**PROBLEM DETAILS:** Give the data a second time, exactly and in full.

**RECORDS TO USE:**

=-=-=

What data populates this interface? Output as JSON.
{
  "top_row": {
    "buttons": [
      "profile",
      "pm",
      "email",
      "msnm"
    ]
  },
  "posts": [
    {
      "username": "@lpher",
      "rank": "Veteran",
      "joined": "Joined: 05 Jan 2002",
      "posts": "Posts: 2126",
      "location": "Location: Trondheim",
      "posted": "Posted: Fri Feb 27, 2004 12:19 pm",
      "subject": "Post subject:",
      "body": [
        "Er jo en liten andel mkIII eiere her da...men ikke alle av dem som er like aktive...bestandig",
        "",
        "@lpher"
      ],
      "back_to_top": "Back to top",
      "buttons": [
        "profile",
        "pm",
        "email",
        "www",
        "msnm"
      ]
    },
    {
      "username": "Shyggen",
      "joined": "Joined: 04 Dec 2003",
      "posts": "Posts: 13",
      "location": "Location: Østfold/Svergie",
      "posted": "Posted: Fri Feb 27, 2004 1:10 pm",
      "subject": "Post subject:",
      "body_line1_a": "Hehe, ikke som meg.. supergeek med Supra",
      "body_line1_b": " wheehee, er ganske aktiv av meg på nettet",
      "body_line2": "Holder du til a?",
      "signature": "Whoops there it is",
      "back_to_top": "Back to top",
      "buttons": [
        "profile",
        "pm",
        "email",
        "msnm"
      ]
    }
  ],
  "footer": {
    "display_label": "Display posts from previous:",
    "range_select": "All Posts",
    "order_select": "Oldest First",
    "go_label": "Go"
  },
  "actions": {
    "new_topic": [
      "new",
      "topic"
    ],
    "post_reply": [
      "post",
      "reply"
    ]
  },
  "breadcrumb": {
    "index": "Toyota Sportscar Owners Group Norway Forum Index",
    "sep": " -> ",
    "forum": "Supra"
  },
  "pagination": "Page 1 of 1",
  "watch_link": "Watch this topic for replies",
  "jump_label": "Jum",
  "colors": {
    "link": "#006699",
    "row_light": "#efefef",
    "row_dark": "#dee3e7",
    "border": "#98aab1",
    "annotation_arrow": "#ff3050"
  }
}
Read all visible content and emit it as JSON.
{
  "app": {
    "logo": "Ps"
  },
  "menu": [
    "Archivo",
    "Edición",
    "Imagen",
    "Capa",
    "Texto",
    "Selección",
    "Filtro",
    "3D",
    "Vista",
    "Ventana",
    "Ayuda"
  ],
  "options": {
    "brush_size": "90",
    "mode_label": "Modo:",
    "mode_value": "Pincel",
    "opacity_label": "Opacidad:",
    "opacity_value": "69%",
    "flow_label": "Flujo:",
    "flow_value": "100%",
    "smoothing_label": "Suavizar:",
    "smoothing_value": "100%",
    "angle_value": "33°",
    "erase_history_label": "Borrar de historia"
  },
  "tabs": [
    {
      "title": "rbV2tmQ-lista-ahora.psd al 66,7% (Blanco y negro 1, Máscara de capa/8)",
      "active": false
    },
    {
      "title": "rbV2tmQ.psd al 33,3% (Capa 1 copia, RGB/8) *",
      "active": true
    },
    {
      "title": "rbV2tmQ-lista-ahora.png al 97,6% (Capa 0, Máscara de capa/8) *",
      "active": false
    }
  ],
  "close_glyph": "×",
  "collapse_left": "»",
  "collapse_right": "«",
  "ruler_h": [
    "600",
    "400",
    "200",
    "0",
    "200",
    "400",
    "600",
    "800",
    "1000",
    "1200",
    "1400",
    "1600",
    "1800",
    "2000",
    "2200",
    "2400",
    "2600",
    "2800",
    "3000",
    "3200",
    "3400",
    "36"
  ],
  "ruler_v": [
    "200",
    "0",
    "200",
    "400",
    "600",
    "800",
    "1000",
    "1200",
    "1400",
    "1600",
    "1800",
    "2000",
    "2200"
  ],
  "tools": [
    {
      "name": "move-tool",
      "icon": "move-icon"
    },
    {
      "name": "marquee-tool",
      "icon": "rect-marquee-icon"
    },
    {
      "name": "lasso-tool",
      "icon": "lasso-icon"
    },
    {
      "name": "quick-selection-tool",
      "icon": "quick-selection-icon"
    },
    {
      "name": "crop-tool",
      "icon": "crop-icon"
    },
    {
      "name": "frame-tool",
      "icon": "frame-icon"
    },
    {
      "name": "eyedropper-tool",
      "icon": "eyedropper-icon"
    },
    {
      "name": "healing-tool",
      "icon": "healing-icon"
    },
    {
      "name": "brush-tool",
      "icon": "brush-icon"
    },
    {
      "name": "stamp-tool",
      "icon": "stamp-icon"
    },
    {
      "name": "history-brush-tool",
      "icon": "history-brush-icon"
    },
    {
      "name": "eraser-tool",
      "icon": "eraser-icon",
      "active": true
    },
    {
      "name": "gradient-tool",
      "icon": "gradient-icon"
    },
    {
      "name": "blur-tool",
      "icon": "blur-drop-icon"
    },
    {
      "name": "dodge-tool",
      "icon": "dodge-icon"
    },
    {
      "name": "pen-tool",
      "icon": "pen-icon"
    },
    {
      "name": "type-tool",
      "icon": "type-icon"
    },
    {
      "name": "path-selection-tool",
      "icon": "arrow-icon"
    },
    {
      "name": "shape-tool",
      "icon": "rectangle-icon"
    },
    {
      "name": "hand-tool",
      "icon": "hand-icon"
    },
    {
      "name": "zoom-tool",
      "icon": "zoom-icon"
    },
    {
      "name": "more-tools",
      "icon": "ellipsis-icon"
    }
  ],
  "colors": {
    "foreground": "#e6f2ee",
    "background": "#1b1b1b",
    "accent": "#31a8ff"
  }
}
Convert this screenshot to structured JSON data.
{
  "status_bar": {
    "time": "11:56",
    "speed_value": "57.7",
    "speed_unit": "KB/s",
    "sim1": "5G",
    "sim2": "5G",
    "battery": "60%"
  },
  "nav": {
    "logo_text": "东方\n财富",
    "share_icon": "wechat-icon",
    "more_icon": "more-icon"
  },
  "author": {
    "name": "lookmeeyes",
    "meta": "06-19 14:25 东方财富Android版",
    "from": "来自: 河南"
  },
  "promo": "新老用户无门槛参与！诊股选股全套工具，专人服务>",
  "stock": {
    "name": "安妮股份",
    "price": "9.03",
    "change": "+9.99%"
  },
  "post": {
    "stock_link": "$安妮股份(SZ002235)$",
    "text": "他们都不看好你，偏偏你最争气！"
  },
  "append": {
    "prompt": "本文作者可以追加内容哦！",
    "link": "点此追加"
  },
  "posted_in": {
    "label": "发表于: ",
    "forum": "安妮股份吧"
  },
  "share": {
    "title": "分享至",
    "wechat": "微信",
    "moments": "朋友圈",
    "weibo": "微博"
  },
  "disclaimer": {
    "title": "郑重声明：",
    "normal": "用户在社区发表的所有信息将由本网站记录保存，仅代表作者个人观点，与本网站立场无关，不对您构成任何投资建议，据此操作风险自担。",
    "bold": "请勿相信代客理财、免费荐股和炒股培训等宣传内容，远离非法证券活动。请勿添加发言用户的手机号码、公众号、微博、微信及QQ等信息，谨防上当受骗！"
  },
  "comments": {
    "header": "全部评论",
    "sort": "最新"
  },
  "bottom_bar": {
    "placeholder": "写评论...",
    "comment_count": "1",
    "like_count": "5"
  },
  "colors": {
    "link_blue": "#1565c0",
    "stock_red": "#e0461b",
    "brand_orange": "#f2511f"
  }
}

=-=-=

**EXERCISE RESULT:**
What data populates this interface? Output as JSON.
{
  "top_row": {
    "buttons": [
      "profile",
      "pm",
      "email",
      "msnm"
    ]
  },
  "posts": [
    {
      "username": "@lpher",
      "rank": "Veteran",
      "joined": "Joined: 05 Jan 2002",
      "posts": "Posts: 2126",
      "location": "Location: Trondheim",
      "posted": "Posted: Fri Feb 27, 2004 12:19 pm",
      "subject": "Post subject:",
      "body": [
        "Er jo en liten andel mkIII eiere her da...men ikke alle av dem som er like aktive...bestandig",
        "",
        "@lpher"
      ],
      "back_to_top": "Back to top",
      "buttons": [
        "profile",
        "pm",
        "email",
        "www",
        "msnm"
      ]
    },
    {
      "username": "Shyggen",
      "joined": "Joined: 04 Dec 2003",
      "posts": "Posts: 13",
      "location": "Location: Østfold/Svergie",
      "posted": "Posted: Fri Feb 27, 2004 1:10 pm",
      "subject": "Post subject:",
      "body_line1_a": "Hehe, ikke som meg.. supergeek med Supra",
      "body_line1_b": " wheehee, er ganske aktiv av meg på nettet",
      "body_line2": "Holder du til a?",
      "signature": "Whoops there it is",
      "back_to_top": "Back to top",
      "buttons": [
        "profile",
        "pm",
        "email",
        "msnm"
      ]
    }
  ],
  "footer": {
    "display_label": "Display posts from previous:",
    "range_select": "All Posts",
    "order_select": "Oldest First",
    "go_label": "Go"
  },
  "actions": {
    "new_topic": [
      "new",
      "topic"
    ],
    "post_reply": [
      "post",
      "reply"
    ]
  },
  "breadcrumb": {
    "index": "Toyota Sportscar Owners Group Norway Forum Index",
    "sep": " -> ",
    "forum": "Supra"
  },
  "pagination": "Page 1 of 1",
  "watch_link": "Watch this topic for replies",
  "jump_label": "Jum",
  "colors": {
    "link": "#006699",
    "row_light": "#efefef",
    "row_dark": "#dee3e7",
    "border": "#98aab1",
    "annotation_arrow": "#ff3050"
  }
}
Read all visible content and emit it as JSON.
{
  "app": {
    "logo": "Ps"
  },
  "menu": [
    "Archivo",
    "Edición",
    "Imagen",
    "Capa",
    "Texto",
    "Selección",
    "Filtro",
    "3D",
    "Vista",
    "Ventana",
    "Ayuda"
  ],
  "options": {
    "brush_size": "90",
    "mode_label": "Modo:",
    "mode_value": "Pincel",
    "opacity_label": "Opacidad:",
    "opacity_value": "69%",
    "flow_label": "Flujo:",
    "flow_value": "100%",
    "smoothing_label": "Suavizar:",
    "smoothing_value": "100%",
    "angle_value": "33°",
    "erase_history_label": "Borrar de historia"
  },
  "tabs": [
    {
      "title": "rbV2tmQ-lista-ahora.psd al 66,7% (Blanco y negro 1, Máscara de capa/8)",
      "active": false
    },
    {
      "title": "rbV2tmQ.psd al 33,3% (Capa 1 copia, RGB/8) *",
      "active": true
    },
    {
      "title": "rbV2tmQ-lista-ahora.png al 97,6% (Capa 0, Máscara de capa/8) *",
      "active": false
    }
  ],
  "close_glyph": "×",
  "collapse_left": "»",
  "collapse_right": "«",
  "ruler_h": [
    "600",
    "400",
    "200",
    "0",
    "200",
    "400",
    "600",
    "800",
    "1000",
    "1200",
    "1400",
    "1600",
    "1800",
    "2000",
    "2200",
    "2400",
    "2600",
    "2800",
    "3000",
    "3200",
    "3400",
    "36"
  ],
  "ruler_v": [
    "200",
    "0",
    "200",
    "400",
    "600",
    "800",
    "1000",
    "1200",
    "1400",
    "1600",
    "1800",
    "2000",
    "2200"
  ],
  "tools": [
    {
      "name": "move-tool",
      "icon": "move-icon"
    },
    {
      "name": "marquee-tool",
      "icon": "rect-marquee-icon"
    },
    {
      "name": "lasso-tool",
      "icon": "lasso-icon"
    },
    {
      "name": "quick-selection-tool",
      "icon": "quick-selection-icon"
    },
    {
      "name": "crop-tool",
      "icon": "crop-icon"
    },
    {
      "name": "frame-tool",
      "icon": "frame-icon"
    },
    {
      "name": "eyedropper-tool",
      "icon": "eyedropper-icon"
    },
    {
      "name": "healing-tool",
      "icon": "healing-icon"
    },
    {
      "name": "brush-tool",
      "icon": "brush-icon"
    },
    {
      "name": "stamp-tool",
      "icon": "stamp-icon"
    },
    {
      "name": "history-brush-tool",
      "icon": "history-brush-icon"
    },
    {
      "name": "eraser-tool",
      "icon": "eraser-icon",
      "active": true
    },
    {
      "name": "gradient-tool",
      "icon": "gradient-icon"
    },
    {
      "name": "blur-tool",
      "icon": "blur-drop-icon"
    },
    {
      "name": "dodge-tool",
      "icon": "dodge-icon"
    },
    {
      "name": "pen-tool",
      "icon": "pen-icon"
    },
    {
      "name": "type-tool",
      "icon": "type-icon"
    },
    {
      "name": "path-selection-tool",
      "icon": "arrow-icon"
    },
    {
      "name": "shape-tool",
      "icon": "rectangle-icon"
    },
    {
      "name": "hand-tool",
      "icon": "hand-icon"
    },
    {
      "name": "zoom-tool",
      "icon": "zoom-icon"
    },
    {
      "name": "more-tools",
      "icon": "ellipsis-icon"
    }
  ],
  "colors": {
    "foreground": "#e6f2ee",
    "background": "#1b1b1b",
    "accent": "#31a8ff"
  }
}
Convert this screenshot to structured JSON data.
{
  "status_bar": {
    "time": "11:56",
    "speed_value": "57.7",
    "speed_unit": "KB/s",
    "sim1": "5G",
    "sim2": "5G",
    "battery": "60%"
  },
  "nav": {
    "logo_text": "东方\n财富",
    "share_icon": "wechat-icon",
    "more_icon": "more-icon"
  },
  "author": {
    "name": "lookmeeyes",
    "meta": "06-19 14:25 东方财富Android版",
    "from": "来自: 河南"
  },
  "promo": "新老用户无门槛参与！诊股选股全套工具，专人服务>",
  "stock": {
    "name": "安妮股份",
    "price": "9.03",
    "change": "+9.99%"
  },
  "post": {
    "stock_link": "$安妮股份(SZ002235)$",
    "text": "他们都不看好你，偏偏你最争气！"
  },
  "append": {
    "prompt": "本文作者可以追加内容哦！",
    "link": "点此追加"
  },
  "posted_in": {
    "label": "发表于: ",
    "forum": "安妮股份吧"
  },
  "share": {
    "title": "分享至",
    "wechat": "微信",
    "moments": "朋友圈",
    "weibo": "微博"
  },
  "disclaimer": {
    "title": "郑重声明：",
    "normal": "用户在社区发表的所有信息将由本网站记录保存，仅代表作者个人观点，与本网站立场无关，不对您构成任何投资建议，据此操作风险自担。",
    "bold": "请勿相信代客理财、免费荐股和炒股培训等宣传内容，远离非法证券活动。请勿添加发言用户的手机号码、公众号、微博、微信及QQ等信息，谨防上当受骗！"
  },
  "comments": {
    "header": "全部评论",
    "sort": "最新"
  },
  "bottom_bar": {
    "placeholder": "写评论...",
    "comment_count": "1",
    "like_count": "5"
  },
  "colors": {
    "link_blue": "#1565c0",
    "stock_red": "#e0461b",
    "brand_orange": "#f2511f"
  }
}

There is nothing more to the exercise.